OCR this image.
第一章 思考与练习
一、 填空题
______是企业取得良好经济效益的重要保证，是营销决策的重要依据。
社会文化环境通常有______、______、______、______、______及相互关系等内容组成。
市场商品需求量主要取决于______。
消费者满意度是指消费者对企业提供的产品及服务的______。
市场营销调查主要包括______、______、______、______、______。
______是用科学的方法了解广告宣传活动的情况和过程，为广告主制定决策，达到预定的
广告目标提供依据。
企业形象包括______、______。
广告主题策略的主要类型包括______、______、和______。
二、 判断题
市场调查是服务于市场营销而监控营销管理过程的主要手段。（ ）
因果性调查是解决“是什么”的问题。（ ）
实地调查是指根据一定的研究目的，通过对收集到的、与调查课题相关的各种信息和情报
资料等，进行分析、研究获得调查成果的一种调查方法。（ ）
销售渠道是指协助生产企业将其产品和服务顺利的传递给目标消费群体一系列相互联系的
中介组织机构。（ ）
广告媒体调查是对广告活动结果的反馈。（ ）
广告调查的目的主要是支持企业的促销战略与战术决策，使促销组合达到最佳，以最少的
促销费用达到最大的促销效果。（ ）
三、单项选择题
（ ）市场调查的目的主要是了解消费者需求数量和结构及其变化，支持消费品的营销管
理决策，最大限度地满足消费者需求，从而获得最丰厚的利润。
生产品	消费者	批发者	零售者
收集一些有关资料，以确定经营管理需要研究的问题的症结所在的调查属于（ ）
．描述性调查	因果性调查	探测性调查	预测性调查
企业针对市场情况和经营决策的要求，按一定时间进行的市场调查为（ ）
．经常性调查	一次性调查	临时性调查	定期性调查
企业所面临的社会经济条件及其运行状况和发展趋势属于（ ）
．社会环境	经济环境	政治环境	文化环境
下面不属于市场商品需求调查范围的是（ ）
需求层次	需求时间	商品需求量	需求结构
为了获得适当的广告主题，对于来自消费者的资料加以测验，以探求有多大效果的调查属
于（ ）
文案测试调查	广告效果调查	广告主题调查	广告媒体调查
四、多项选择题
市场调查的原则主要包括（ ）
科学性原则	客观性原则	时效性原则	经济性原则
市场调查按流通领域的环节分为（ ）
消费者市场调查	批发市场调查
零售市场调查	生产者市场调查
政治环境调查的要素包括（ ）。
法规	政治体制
◇ ◇ ◇ ◇
* Job
The entries above must be returned exactly.

* Written response
OCR this image.
第一章 思考与练习
一、 填空题
______是企业取得良好经济效益的重要保证，是营销决策的重要依据。
社会文化环境通常有______、______、______、______、______及相互关系等内容组成。
市场商品需求量主要取决于______。
消费者满意度是指消费者对企业提供的产品及服务的______。
市场营销调查主要包括______、______、______、______、______。
______是用科学的方法了解广告宣传活动的情况和过程，为广告主制定决策，达到预定的
广告目标提供依据。
企业形象包括______、______。
广告主题策略的主要类型包括______、______、和______。
二、 判断题
市场调查是服务于市场营销而监控营销管理过程的主要手段。（ ）
因果性调查是解决“是什么”的问题。（ ）
实地调查是指根据一定的研究目的，通过对收集到的、与调查课题相关的各种信息和情报
资料等，进行分析、研究获得调查成果的一种调查方法。（ ）
销售渠道是指协助生产企业将其产品和服务顺利的传递给目标消费群体一系列相互联系的
中介组织机构。（ ）
广告媒体调查是对广告活动结果的反馈。（ ）
广告调查的目的主要是支持企业的促销战略与战术决策，使促销组合达到最佳，以最少的
促销费用达到最大的促销效果。（ ）
三、单项选择题
（ ）市场调查的目的主要是了解消费者需求数量和结构及其变化，支持消费品的营销管
理决策，最大限度地满足消费者需求，从而获得最丰厚的利润。
生产品	消费者	批发者	零售者
收集一些有关资料，以确定经营管理需要研究的问题的症结所在的调查属于（ ）
．描述性调查	因果性调查	探测性调查	预测性调查
企业针对市场情况和经营决策的要求，按一定时间进行的市场调查为（ ）
．经常性调查	一次性调查	临时性调查	定期性调查
企业所面临的社会经济条件及其运行状况和发展趋势属于（ ）
．社会环境	经济环境	政治环境	文化环境
下面不属于市场商品需求调查范围的是（ ）
需求层次	需求时间	商品需求量	需求结构
为了获得适当的广告主题，对于来自消费者的资料加以测验，以探求有多大效果的调查属
于（ ）
文案测试调查	广告效果调查	广告主题调查	广告媒体调查
四、多项选择题
市场调查的原则主要包括（ ）
科学性原则	客观性原则	时效性原则	经济性原则
市场调查按流通领域的环节分为（ ）
消费者市场调查	批发市场调查
零售市场调查	生产者市场调查
政治环境调查的要素包括（ ）。
法规	政治体制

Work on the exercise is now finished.